• _Problem details_
Write out the entire listing below exactly as it appears, minus any pictures.

• _Structured figure records_
- - -
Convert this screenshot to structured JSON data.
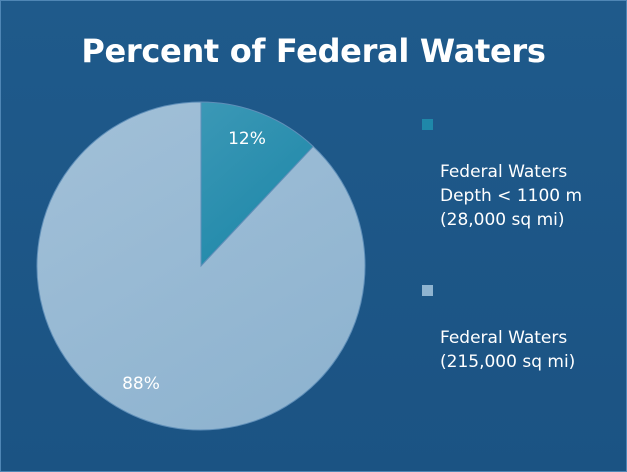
{
  "chart_data": {
    "type": "pie",
    "title": "Percent of Federal Waters",
    "slices": [
      {
        "name": "Federal Waters\nDepth < 1100 m\n(28,000 sq mi)",
        "value": 12,
        "label": "12%",
        "color": "#1f88a9",
        "color_light": "#3b98b6"
      },
      {
        "name": "Federal Waters\n(215,000 sq mi)",
        "value": 88,
        "label": "88%",
        "color": "#8fb4d0",
        "color_light": "#a2c0d8"
      }
    ],
    "start_angle_deg": 0,
    "direction": "clockwise",
    "legend_position": "right"
  },
  "colors": {
    "background": "#1f5a8b",
    "border": "#4f86b5",
    "text": "#ffffff"
  }
}
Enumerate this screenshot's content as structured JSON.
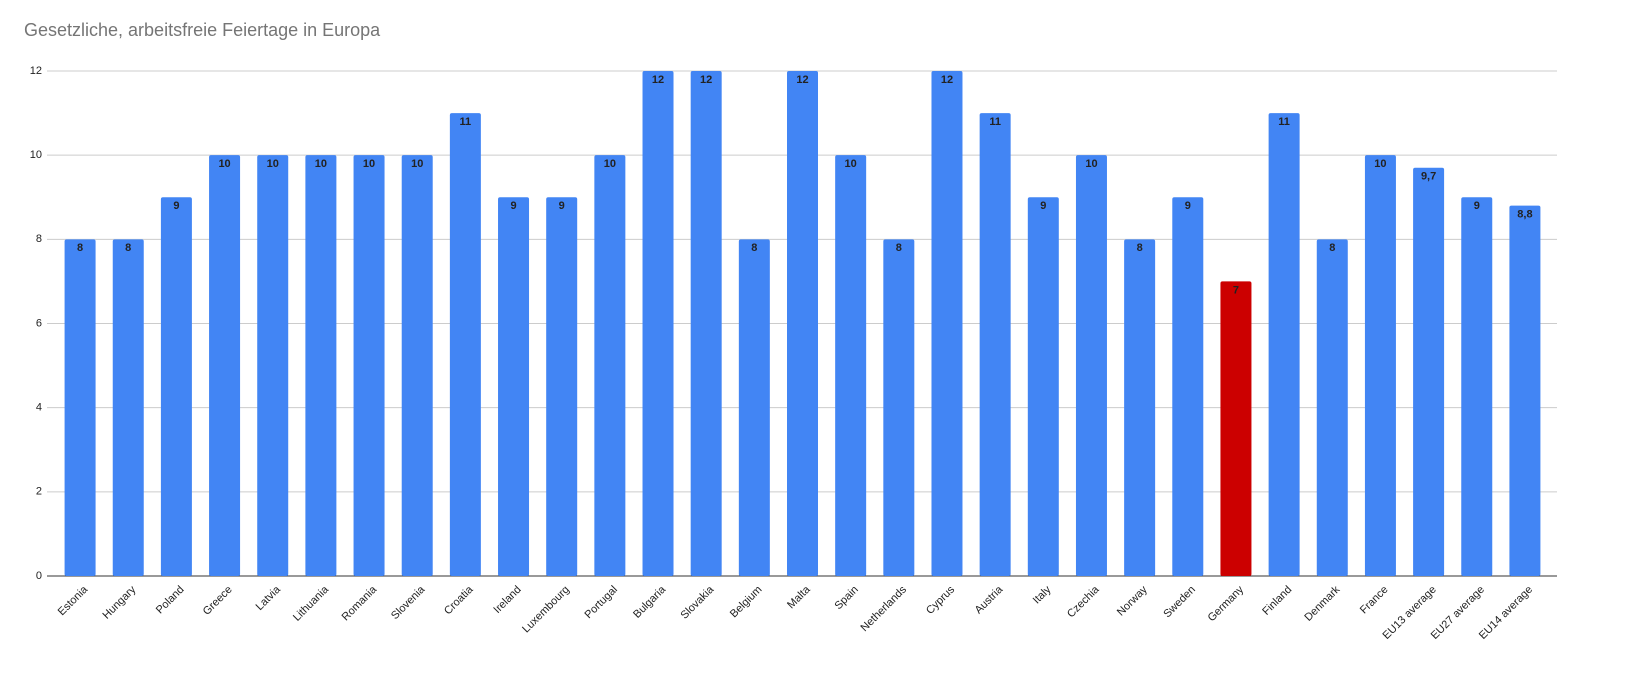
- - -
• _Solution for this task_
Convert this screenshot to structured JSON data.
{
  "chart_data": {
    "type": "pie",
    "title": "Percent of Federal Waters",
    "slices": [
      {
        "name": "Federal Waters\nDepth < 1100 m\n(28,000 sq mi)",
        "value": 12,
        "label": "12%",
        "color": "#1f88a9",
        "color_light": "#3b98b6"
      },
      {
        "name": "Federal Waters\n(215,000 sq mi)",
        "value": 88,
        "label": "88%",
        "color": "#8fb4d0",
        "color_light": "#a2c0d8"
      }
    ],
    "start_angle_deg": 0,
    "direction": "clockwise",
    "legend_position": "right"
  },
  "colors": {
    "background": "#1f5a8b",
    "border": "#4f86b5",
    "text": "#ffffff"
  }
}
Enumerate this screenshot's content as structured JSON.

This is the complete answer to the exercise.